# START OF DATASET ROWS
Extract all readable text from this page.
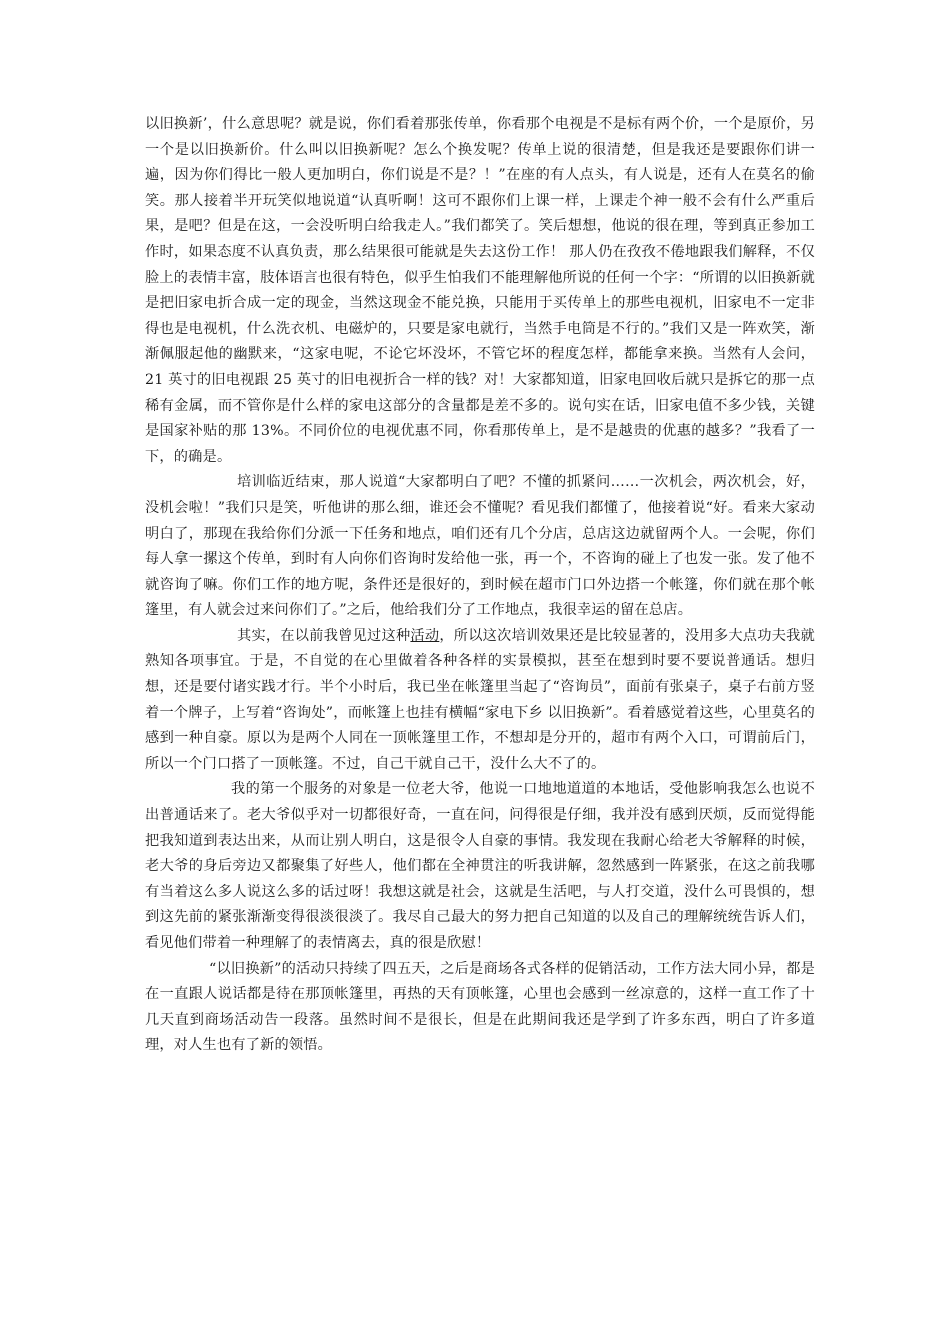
以旧换新’，什么意思呢？就是说，你们看着那张传单，你看那个电视是不是标有两个价，一个是原价，另一个是以旧换新价。什么叫以旧换新呢？怎么个换发呢？传单上说的很清楚，但是我还是要跟你们讲一遍，因为你们得比一般人更加明白，你们说是不是？！”在座的有人点头，有人说是，还有人在莫名的偷笑。那人接着半开玩笑似地说道“认真听啊！这可不跟你们上课一样，上课走个神一般不会有什么严重后果，是吧？但是在这，一会没听明白给我走人。”我们都笑了。笑后想想，他说的很在理，等到真正参加工作时，如果态度不认真负责，那么结果很可能就是失去这份工作！ 那人仍在孜孜不倦地跟我们解释，不仅脸上的表情丰富，肢体语言也很有特色，似乎生怕我们不能理解他所说的任何一个字：“所谓的以旧换新就是把旧家电折合成一定的现金，当然这现金不能兑换，只能用于买传单上的那些电视机，旧家电不一定非得也是电视机，什么洗衣机、电磁炉的，只要是家电就行，当然手电筒是不行的。”我们又是一阵欢笑，渐渐佩服起他的幽默来，“这家电呢，不论它坏没坏，不管它坏的程度怎样，都能拿来换。当然有人会问，21 英寸的旧电视跟 25 英寸的旧电视折合一样的钱？对！大家都知道，旧家电回收后就只是拆它的那一点稀有金属，而不管你是什么样的家电这部分的含量都是差不多的。说句实在话，旧家电值不多少钱，关键是国家补贴的那 13%。不同价位的电视优惠不同，你看那传单上，是不是越贵的优惠的越多？”我看了一下，的确是。

培训临近结束，那人说道“大家都明白了吧？不懂的抓紧问……一次机会，两次机会，好，没机会啦！”我们只是笑，听他讲的那么细，谁还会不懂呢？看见我们都懂了，他接着说“好。看来大家动明白了，那现在我给你们分派一下任务和地点，咱们还有几个分店，总店这边就留两个人。一会呢，你们每人拿一摞这个传单，到时有人向你们咨询时发给他一张，再一个，不咨询的碰上了也发一张。发了他不就咨询了嘛。你们工作的地方呢，条件还是很好的，到时候在超市门口外边搭一个帐篷，你们就在那个帐篷里，有人就会过来问你们了。”之后，他给我们分了工作地点，我很幸运的留在总店。

其实，在以前我曾见过这种活动，所以这次培训效果还是比较显著的，没用多大点功夫我就熟知各项事宜。于是，不自觉的在心里做着各种各样的实景模拟，甚至在想到时要不要说普通话。想归想，还是要付诸实践才行。半个小时后，我已坐在帐篷里当起了“咨询员”，面前有张桌子，桌子右前方竖着一个牌子，上写着“咨询处”，而帐篷上也挂有横幅“家电下乡 以旧换新”。看着感觉着这些，心里莫名的感到一种自豪。原以为是两个人同在一顶帐篷里工作，不想却是分开的，超市有两个入口，可谓前后门，所以一个门口搭了一顶帐篷。不过，自己干就自己干，没什么大不了的。

我的第一个服务的对象是一位老大爷，他说一口地地道道的本地话，受他影响我怎么也说不出普通话来了。老大爷似乎对一切都很好奇，一直在问，问得很是仔细，我并没有感到厌烦，反而觉得能把我知道到表达出来，从而让别人明白，这是很令人自豪的事情。我发现在我耐心给老大爷解释的时候，老大爷的身后旁边又都聚集了好些人，他们都在全神贯注的听我讲解，忽然感到一阵紧张，在这之前我哪有当着这么多人说这么多的话过呀！我想这就是社会，这就是生活吧，与人打交道，没什么可畏惧的，想到这先前的紧张渐渐变得很淡很淡了。我尽自己最大的努力把自己知道的以及自己的理解统统告诉人们，看见他们带着一种理解了的表情离去，真的很是欣慰！

“以旧换新”的活动只持续了四五天，之后是商场各式各样的促销活动，工作方法大同小异，都是在一直跟人说话都是待在那顶帐篷里，再热的天有顶帐篷，心里也会感到一丝凉意的，这样一直工作了十几天直到商场活动告一段落。虽然时间不是很长，但是在此期间我还是学到了许多东西，明白了许多道理，对人生也有了新的领悟。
# END OF DATASET ROWS
- **EXERCISE OBJECTIVE**:
Every entry above needs to be retyped exactly; drop the pictures.

- **CORRECT RESULT**:
Extract all readable text from this page.
以旧换新’，什么意思呢？就是说，你们看着那张传单，你看那个电视是不是标有两个价，一个是原价，另一个是以旧换新价。什么叫以旧换新呢？怎么个换发呢？传单上说的很清楚，但是我还是要跟你们讲一遍，因为你们得比一般人更加明白，你们说是不是？！”在座的有人点头，有人说是，还有人在莫名的偷笑。那人接着半开玩笑似地说道“认真听啊！这可不跟你们上课一样，上课走个神一般不会有什么严重后果，是吧？但是在这，一会没听明白给我走人。”我们都笑了。笑后想想，他说的很在理，等到真正参加工作时，如果态度不认真负责，那么结果很可能就是失去这份工作！ 那人仍在孜孜不倦地跟我们解释，不仅脸上的表情丰富，肢体语言也很有特色，似乎生怕我们不能理解他所说的任何一个字：“所谓的以旧换新就是把旧家电折合成一定的现金，当然这现金不能兑换，只能用于买传单上的那些电视机，旧家电不一定非得也是电视机，什么洗衣机、电磁炉的，只要是家电就行，当然手电筒是不行的。”我们又是一阵欢笑，渐渐佩服起他的幽默来，“这家电呢，不论它坏没坏，不管它坏的程度怎样，都能拿来换。当然有人会问，21 英寸的旧电视跟 25 英寸的旧电视折合一样的钱？对！大家都知道，旧家电回收后就只是拆它的那一点稀有金属，而不管你是什么样的家电这部分的含量都是差不多的。说句实在话，旧家电值不多少钱，关键是国家补贴的那 13%。不同价位的电视优惠不同，你看那传单上，是不是越贵的优惠的越多？”我看了一下，的确是。

培训临近结束，那人说道“大家都明白了吧？不懂的抓紧问……一次机会，两次机会，好，没机会啦！”我们只是笑，听他讲的那么细，谁还会不懂呢？看见我们都懂了，他接着说“好。看来大家动明白了，那现在我给你们分派一下任务和地点，咱们还有几个分店，总店这边就留两个人。一会呢，你们每人拿一摞这个传单，到时有人向你们咨询时发给他一张，再一个，不咨询的碰上了也发一张。发了他不就咨询了嘛。你们工作的地方呢，条件还是很好的，到时候在超市门口外边搭一个帐篷，你们就在那个帐篷里，有人就会过来问你们了。”之后，他给我们分了工作地点，我很幸运的留在总店。

其实，在以前我曾见过这种活动，所以这次培训效果还是比较显著的，没用多大点功夫我就熟知各项事宜。于是，不自觉的在心里做着各种各样的实景模拟，甚至在想到时要不要说普通话。想归想，还是要付诸实践才行。半个小时后，我已坐在帐篷里当起了“咨询员”，面前有张桌子，桌子右前方竖着一个牌子，上写着“咨询处”，而帐篷上也挂有横幅“家电下乡 以旧换新”。看着感觉着这些，心里莫名的感到一种自豪。原以为是两个人同在一顶帐篷里工作，不想却是分开的，超市有两个入口，可谓前后门，所以一个门口搭了一顶帐篷。不过，自己干就自己干，没什么大不了的。

我的第一个服务的对象是一位老大爷，他说一口地地道道的本地话，受他影响我怎么也说不出普通话来了。老大爷似乎对一切都很好奇，一直在问，问得很是仔细，我并没有感到厌烦，反而觉得能把我知道到表达出来，从而让别人明白，这是很令人自豪的事情。我发现在我耐心给老大爷解释的时候，老大爷的身后旁边又都聚集了好些人，他们都在全神贯注的听我讲解，忽然感到一阵紧张，在这之前我哪有当着这么多人说这么多的话过呀！我想这就是社会，这就是生活吧，与人打交道，没什么可畏惧的，想到这先前的紧张渐渐变得很淡很淡了。我尽自己最大的努力把自己知道的以及自己的理解统统告诉人们，看见他们带着一种理解了的表情离去，真的很是欣慰！

“以旧换新”的活动只持续了四五天，之后是商场各式各样的促销活动，工作方法大同小异，都是在一直跟人说话都是待在那顶帐篷里，再热的天有顶帐篷，心里也会感到一丝凉意的，这样一直工作了十几天直到商场活动告一段落。虽然时间不是很长，但是在此期间我还是学到了许多东西，明白了许多道理，对人生也有了新的领悟。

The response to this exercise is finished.